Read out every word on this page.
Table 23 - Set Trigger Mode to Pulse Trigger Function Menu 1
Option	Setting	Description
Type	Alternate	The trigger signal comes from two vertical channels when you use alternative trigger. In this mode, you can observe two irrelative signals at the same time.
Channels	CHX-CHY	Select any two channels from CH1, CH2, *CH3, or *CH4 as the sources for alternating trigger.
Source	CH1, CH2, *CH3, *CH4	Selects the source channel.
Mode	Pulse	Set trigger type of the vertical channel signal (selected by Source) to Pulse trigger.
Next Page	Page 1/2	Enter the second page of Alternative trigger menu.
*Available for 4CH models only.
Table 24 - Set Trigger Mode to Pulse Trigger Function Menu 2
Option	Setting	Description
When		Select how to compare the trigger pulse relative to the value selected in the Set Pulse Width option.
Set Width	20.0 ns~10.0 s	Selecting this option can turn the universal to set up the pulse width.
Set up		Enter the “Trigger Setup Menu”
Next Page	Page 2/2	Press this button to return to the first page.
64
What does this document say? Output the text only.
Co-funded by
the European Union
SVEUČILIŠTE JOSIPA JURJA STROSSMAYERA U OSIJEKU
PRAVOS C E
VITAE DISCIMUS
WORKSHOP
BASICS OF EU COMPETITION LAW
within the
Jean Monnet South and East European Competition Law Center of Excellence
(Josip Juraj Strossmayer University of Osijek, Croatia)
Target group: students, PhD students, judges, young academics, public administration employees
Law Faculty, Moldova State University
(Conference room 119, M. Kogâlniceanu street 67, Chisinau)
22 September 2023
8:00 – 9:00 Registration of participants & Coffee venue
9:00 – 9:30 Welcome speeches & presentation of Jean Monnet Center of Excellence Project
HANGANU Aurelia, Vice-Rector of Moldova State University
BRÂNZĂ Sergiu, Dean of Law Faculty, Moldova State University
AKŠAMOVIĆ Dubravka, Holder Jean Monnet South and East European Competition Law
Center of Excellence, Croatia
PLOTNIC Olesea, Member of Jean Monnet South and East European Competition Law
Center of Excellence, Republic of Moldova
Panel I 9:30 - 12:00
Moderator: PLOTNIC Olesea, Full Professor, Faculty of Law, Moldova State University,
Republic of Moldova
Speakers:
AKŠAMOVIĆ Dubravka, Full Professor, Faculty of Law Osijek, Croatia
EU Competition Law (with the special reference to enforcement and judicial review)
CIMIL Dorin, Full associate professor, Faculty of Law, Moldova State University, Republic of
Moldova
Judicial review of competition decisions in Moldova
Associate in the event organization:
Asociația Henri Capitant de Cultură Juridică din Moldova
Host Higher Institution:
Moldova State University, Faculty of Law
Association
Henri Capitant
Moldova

▶ [Problem to work on]:
Copy all of the data. Keep every word exactly as it is.

▶ [The output]:
Read out every word on this page.
Table 23 - Set Trigger Mode to Pulse Trigger Function Menu 1
Option	Setting	Description
Type	Alternate	The trigger signal comes from two vertical channels when you use alternative trigger. In this mode, you can observe two irrelative signals at the same time.
Channels	CHX-CHY	Select any two channels from CH1, CH2, *CH3, or *CH4 as the sources for alternating trigger.
Source	CH1, CH2, *CH3, *CH4	Selects the source channel.
Mode	Pulse	Set trigger type of the vertical channel signal (selected by Source) to Pulse trigger.
Next Page	Page 1/2	Enter the second page of Alternative trigger menu.
*Available for 4CH models only.
Table 24 - Set Trigger Mode to Pulse Trigger Function Menu 2
Option	Setting	Description
When		Select how to compare the trigger pulse relative to the value selected in the Set Pulse Width option.
Set Width	20.0 ns~10.0 s	Selecting this option can turn the universal to set up the pulse width.
Set up		Enter the “Trigger Setup Menu”
Next Page	Page 2/2	Press this button to return to the first page.
64
What does this document say? Output the text only.
Co-funded by
the European Union
SVEUČILIŠTE JOSIPA JURJA STROSSMAYERA U OSIJEKU
PRAVOS C E
VITAE DISCIMUS
WORKSHOP
BASICS OF EU COMPETITION LAW
within the
Jean Monnet South and East European Competition Law Center of Excellence
(Josip Juraj Strossmayer University of Osijek, Croatia)
Target group: students, PhD students, judges, young academics, public administration employees
Law Faculty, Moldova State University
(Conference room 119, M. Kogâlniceanu street 67, Chisinau)
22 September 2023
8:00 – 9:00 Registration of participants & Coffee venue
9:00 – 9:30 Welcome speeches & presentation of Jean Monnet Center of Excellence Project
HANGANU Aurelia, Vice-Rector of Moldova State University
BRÂNZĂ Sergiu, Dean of Law Faculty, Moldova State University
AKŠAMOVIĆ Dubravka, Holder Jean Monnet South and East European Competition Law
Center of Excellence, Croatia
PLOTNIC Olesea, Member of Jean Monnet South and East European Competition Law
Center of Excellence, Republic of Moldova
Panel I 9:30 - 12:00
Moderator: PLOTNIC Olesea, Full Professor, Faculty of Law, Moldova State University,
Republic of Moldova
Speakers:
AKŠAMOVIĆ Dubravka, Full Professor, Faculty of Law Osijek, Croatia
EU Competition Law (with the special reference to enforcement and judicial review)
CIMIL Dorin, Full associate professor, Faculty of Law, Moldova State University, Republic of
Moldova
Judicial review of competition decisions in Moldova
Associate in the event organization:
Asociația Henri Capitant de Cultură Juridică din Moldova
Host Higher Institution:
Moldova State University, Faculty of Law
Association
Henri Capitant
Moldova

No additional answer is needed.